## Data records:
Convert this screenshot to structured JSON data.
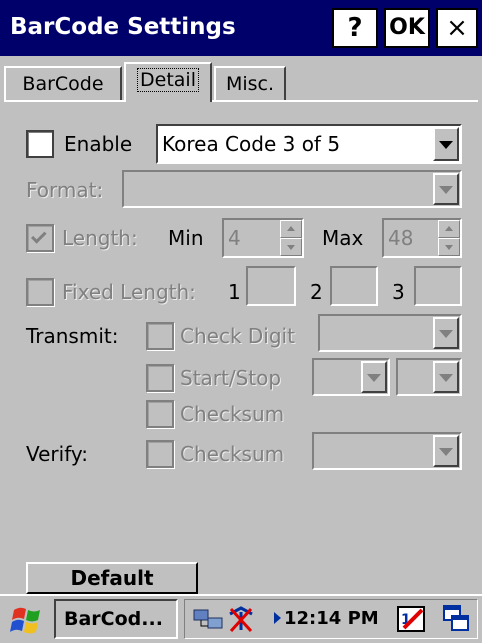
{
  "window": {
    "title": "BarCode Settings",
    "help_label": "?",
    "ok_label": "OK",
    "close_label": "×"
  },
  "tabs": [
    {
      "label": "BarCode",
      "selected": false
    },
    {
      "label": "Detail",
      "selected": true
    },
    {
      "label": "Misc.",
      "selected": false
    }
  ],
  "enable": {
    "label": "Enable",
    "checked": false,
    "selected_code": "Korea Code 3 of 5"
  },
  "format": {
    "label": "Format:",
    "value": ""
  },
  "length": {
    "label": "Length:",
    "checked": true,
    "min_label": "Min",
    "min_value": "4",
    "max_label": "Max",
    "max_value": "48"
  },
  "fixed_length": {
    "label": "Fixed Length:",
    "checked": false,
    "field1_label": "1",
    "field2_label": "2",
    "field3_label": "3"
  },
  "transmit": {
    "label": "Transmit:",
    "check_digit": "Check Digit",
    "start_stop": "Start/Stop",
    "checksum": "Checksum"
  },
  "verify": {
    "label": "Verify:",
    "checksum": "Checksum"
  },
  "default_button": "Default",
  "taskbar": {
    "app_button": "BarCod...",
    "clock": "12:14 PM"
  },
  "colors": {
    "title_bar": "#00006b",
    "face": "#c0c0c0",
    "disabled_text": "#808080"
  }
}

## WRITTEN INSTRUCTION:
Copy the records above exactly, leaving out every picture.

## CORRECT RESULT:
Convert this screenshot to structured JSON data.
{
  "window": {
    "title": "BarCode Settings",
    "help_label": "?",
    "ok_label": "OK",
    "close_label": "×"
  },
  "tabs": [
    {
      "label": "BarCode",
      "selected": false
    },
    {
      "label": "Detail",
      "selected": true
    },
    {
      "label": "Misc.",
      "selected": false
    }
  ],
  "enable": {
    "label": "Enable",
    "checked": false,
    "selected_code": "Korea Code 3 of 5"
  },
  "format": {
    "label": "Format:",
    "value": ""
  },
  "length": {
    "label": "Length:",
    "checked": true,
    "min_label": "Min",
    "min_value": "4",
    "max_label": "Max",
    "max_value": "48"
  },
  "fixed_length": {
    "label": "Fixed Length:",
    "checked": false,
    "field1_label": "1",
    "field2_label": "2",
    "field3_label": "3"
  },
  "transmit": {
    "label": "Transmit:",
    "check_digit": "Check Digit",
    "start_stop": "Start/Stop",
    "checksum": "Checksum"
  },
  "verify": {
    "label": "Verify:",
    "checksum": "Checksum"
  },
  "default_button": "Default",
  "taskbar": {
    "app_button": "BarCod...",
    "clock": "12:14 PM"
  },
  "colors": {
    "title_bar": "#00006b",
    "face": "#c0c0c0",
    "disabled_text": "#808080"
  }
}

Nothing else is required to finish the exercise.